Task to carry out: Skip the images. Copy the records exactly as written.

***** Given records *****

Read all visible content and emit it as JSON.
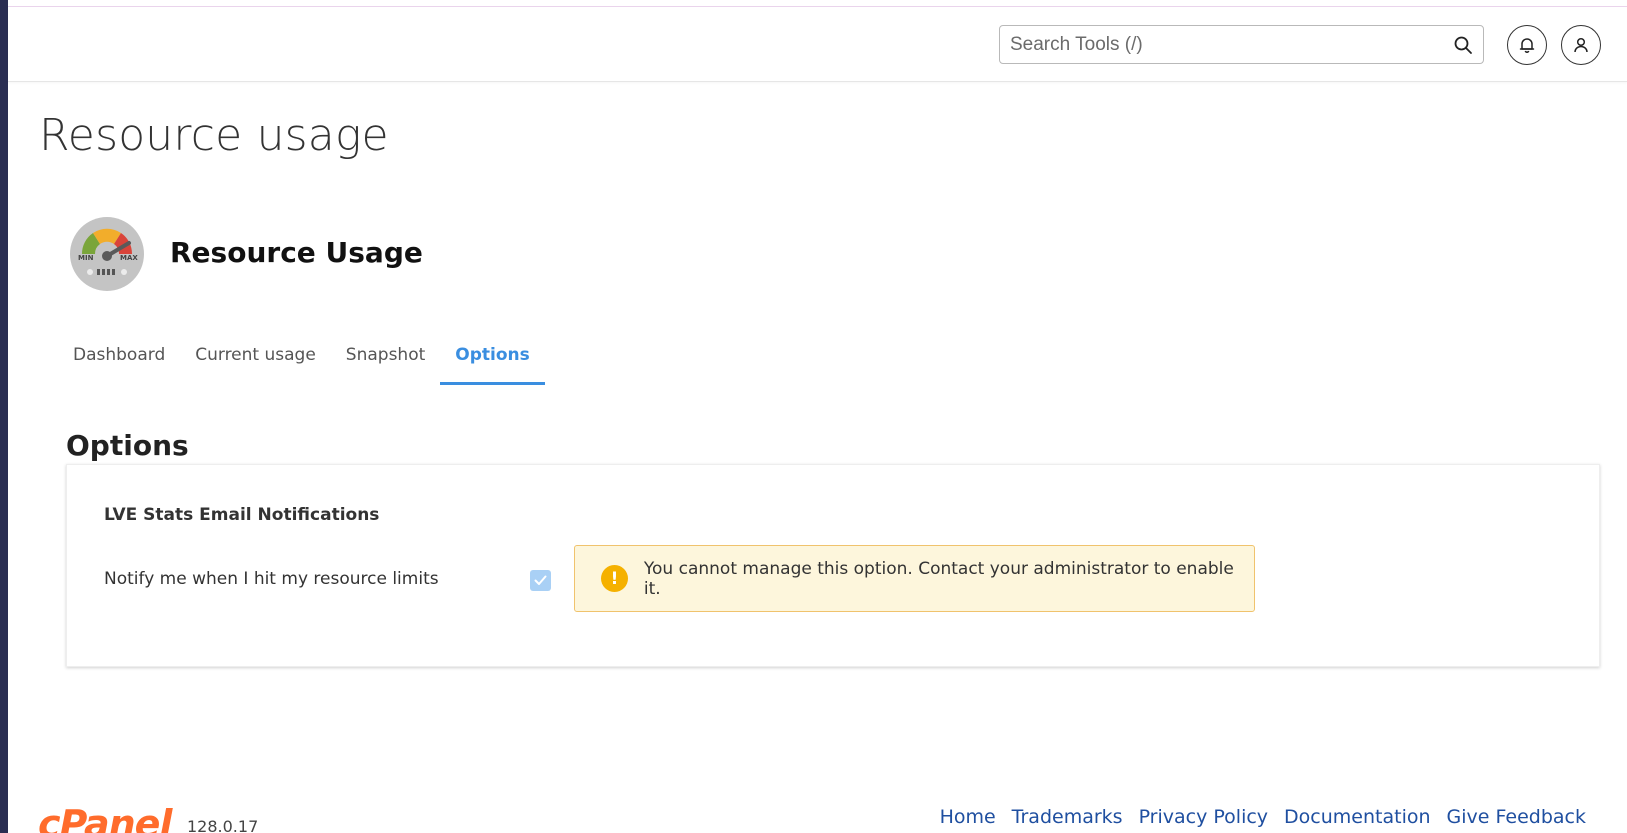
{
  "header": {
    "search": {
      "placeholder": "Search Tools (/)",
      "value": ""
    },
    "icons": {
      "search": "search-icon",
      "notifications": "bell-icon",
      "user": "user-icon"
    }
  },
  "page": {
    "title": "Resource usage"
  },
  "app": {
    "title": "Resource Usage",
    "icon": "gauge-icon",
    "gauge_labels": {
      "min": "MIN",
      "max": "MAX"
    }
  },
  "tabs": [
    {
      "label": "Dashboard",
      "active": false
    },
    {
      "label": "Current usage",
      "active": false
    },
    {
      "label": "Snapshot",
      "active": false
    },
    {
      "label": "Options",
      "active": true
    }
  ],
  "options": {
    "heading": "Options",
    "section_title": "LVE Stats Email Notifications",
    "notify_label": "Notify me when I hit my resource limits",
    "notify_checked": true,
    "notify_disabled": true,
    "alert": {
      "icon": "exclamation-icon",
      "symbol": "!",
      "text": "You cannot manage this option. Contact your administrator to enable it."
    }
  },
  "footer": {
    "logo": "cPanel",
    "version": "128.0.17",
    "links": [
      "Home",
      "Trademarks",
      "Privacy Policy",
      "Documentation",
      "Give Feedback"
    ]
  },
  "colors": {
    "accent": "#3a8ee0",
    "alert_bg": "#fdf6dc",
    "alert_border": "#f0c36d",
    "alert_icon": "#f5b100",
    "logo": "#ff6c2c",
    "link": "#1f4fa0",
    "rail": "#2a2e52"
  }
}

*****

Response to this task:
Read all visible content and emit it as JSON.
{
  "header": {
    "search": {
      "placeholder": "Search Tools (/)",
      "value": ""
    },
    "icons": {
      "search": "search-icon",
      "notifications": "bell-icon",
      "user": "user-icon"
    }
  },
  "page": {
    "title": "Resource usage"
  },
  "app": {
    "title": "Resource Usage",
    "icon": "gauge-icon",
    "gauge_labels": {
      "min": "MIN",
      "max": "MAX"
    }
  },
  "tabs": [
    {
      "label": "Dashboard",
      "active": false
    },
    {
      "label": "Current usage",
      "active": false
    },
    {
      "label": "Snapshot",
      "active": false
    },
    {
      "label": "Options",
      "active": true
    }
  ],
  "options": {
    "heading": "Options",
    "section_title": "LVE Stats Email Notifications",
    "notify_label": "Notify me when I hit my resource limits",
    "notify_checked": true,
    "notify_disabled": true,
    "alert": {
      "icon": "exclamation-icon",
      "symbol": "!",
      "text": "You cannot manage this option. Contact your administrator to enable it."
    }
  },
  "footer": {
    "logo": "cPanel",
    "version": "128.0.17",
    "links": [
      "Home",
      "Trademarks",
      "Privacy Policy",
      "Documentation",
      "Give Feedback"
    ]
  },
  "colors": {
    "accent": "#3a8ee0",
    "alert_bg": "#fdf6dc",
    "alert_border": "#f0c36d",
    "alert_icon": "#f5b100",
    "logo": "#ff6c2c",
    "link": "#1f4fa0",
    "rail": "#2a2e52"
  }
}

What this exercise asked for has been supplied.